→ Exercise input
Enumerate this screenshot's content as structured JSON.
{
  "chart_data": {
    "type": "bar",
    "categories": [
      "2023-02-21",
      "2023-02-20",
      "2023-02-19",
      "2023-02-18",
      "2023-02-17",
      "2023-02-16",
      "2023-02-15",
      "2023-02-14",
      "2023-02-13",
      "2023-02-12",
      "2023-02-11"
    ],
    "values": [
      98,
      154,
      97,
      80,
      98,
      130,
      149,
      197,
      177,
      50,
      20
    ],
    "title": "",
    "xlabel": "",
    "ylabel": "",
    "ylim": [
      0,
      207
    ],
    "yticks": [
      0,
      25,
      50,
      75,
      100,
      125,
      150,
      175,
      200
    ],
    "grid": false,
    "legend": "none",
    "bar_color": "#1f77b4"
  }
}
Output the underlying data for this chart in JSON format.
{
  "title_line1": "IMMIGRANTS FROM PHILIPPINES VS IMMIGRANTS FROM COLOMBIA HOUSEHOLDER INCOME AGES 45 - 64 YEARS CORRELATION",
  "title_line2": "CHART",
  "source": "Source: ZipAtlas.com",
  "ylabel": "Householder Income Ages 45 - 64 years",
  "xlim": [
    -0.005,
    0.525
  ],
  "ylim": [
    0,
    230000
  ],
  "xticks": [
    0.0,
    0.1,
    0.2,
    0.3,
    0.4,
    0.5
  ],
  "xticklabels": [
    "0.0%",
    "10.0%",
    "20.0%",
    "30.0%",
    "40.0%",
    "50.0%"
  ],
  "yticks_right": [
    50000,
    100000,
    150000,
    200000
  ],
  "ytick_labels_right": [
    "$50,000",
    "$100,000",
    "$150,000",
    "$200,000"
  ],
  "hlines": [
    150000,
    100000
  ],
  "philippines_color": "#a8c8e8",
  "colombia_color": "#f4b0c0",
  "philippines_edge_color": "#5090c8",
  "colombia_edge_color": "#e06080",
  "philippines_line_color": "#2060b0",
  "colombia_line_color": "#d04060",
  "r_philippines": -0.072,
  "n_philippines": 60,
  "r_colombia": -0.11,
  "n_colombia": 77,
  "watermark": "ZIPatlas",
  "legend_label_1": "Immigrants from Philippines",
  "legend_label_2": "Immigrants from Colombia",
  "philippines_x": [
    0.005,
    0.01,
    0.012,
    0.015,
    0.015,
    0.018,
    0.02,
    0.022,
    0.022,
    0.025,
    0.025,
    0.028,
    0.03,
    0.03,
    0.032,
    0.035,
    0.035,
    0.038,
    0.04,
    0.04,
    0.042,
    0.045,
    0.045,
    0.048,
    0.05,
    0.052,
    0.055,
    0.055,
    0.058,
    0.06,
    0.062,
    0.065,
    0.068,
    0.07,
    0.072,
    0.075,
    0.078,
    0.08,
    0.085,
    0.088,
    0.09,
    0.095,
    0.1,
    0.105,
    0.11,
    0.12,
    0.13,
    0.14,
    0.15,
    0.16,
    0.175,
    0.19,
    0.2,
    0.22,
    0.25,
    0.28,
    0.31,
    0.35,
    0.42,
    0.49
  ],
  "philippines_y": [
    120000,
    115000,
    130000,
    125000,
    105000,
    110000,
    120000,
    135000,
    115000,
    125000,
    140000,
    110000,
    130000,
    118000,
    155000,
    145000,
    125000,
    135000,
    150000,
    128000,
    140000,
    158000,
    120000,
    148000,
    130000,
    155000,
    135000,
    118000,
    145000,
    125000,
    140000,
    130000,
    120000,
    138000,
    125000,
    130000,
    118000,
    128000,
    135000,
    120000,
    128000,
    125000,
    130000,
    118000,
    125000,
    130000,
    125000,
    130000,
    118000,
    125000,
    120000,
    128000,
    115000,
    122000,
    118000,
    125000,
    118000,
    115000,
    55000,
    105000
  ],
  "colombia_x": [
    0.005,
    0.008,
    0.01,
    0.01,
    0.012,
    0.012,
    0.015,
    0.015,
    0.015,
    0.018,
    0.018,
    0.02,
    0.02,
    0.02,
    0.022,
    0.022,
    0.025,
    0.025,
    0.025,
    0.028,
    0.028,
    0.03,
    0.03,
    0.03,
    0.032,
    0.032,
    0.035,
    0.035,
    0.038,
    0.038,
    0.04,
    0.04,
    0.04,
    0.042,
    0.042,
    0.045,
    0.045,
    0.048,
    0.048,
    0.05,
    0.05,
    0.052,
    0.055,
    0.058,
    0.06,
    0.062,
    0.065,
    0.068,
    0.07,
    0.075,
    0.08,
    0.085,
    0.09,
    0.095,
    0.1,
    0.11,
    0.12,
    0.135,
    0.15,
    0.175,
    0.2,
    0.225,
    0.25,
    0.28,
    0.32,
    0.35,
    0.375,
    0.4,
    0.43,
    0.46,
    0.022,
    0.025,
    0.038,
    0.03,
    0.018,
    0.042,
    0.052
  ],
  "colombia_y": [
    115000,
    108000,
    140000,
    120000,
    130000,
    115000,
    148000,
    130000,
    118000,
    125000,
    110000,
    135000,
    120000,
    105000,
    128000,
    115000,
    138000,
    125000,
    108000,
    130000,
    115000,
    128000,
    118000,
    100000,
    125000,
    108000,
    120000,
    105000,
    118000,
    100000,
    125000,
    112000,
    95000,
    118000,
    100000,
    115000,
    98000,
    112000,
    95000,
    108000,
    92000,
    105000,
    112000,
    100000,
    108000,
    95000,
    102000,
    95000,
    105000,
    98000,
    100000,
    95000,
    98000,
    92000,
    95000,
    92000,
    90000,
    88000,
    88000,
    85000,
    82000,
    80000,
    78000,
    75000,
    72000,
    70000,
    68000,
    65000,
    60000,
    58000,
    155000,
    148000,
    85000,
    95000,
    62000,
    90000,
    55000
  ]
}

→ Requirement
From the records above, pick out and copy each line holding the word "JSON".

→ Solution
Enumerate this screenshot's content as structured JSON.
Output the underlying data for this chart in JSON format.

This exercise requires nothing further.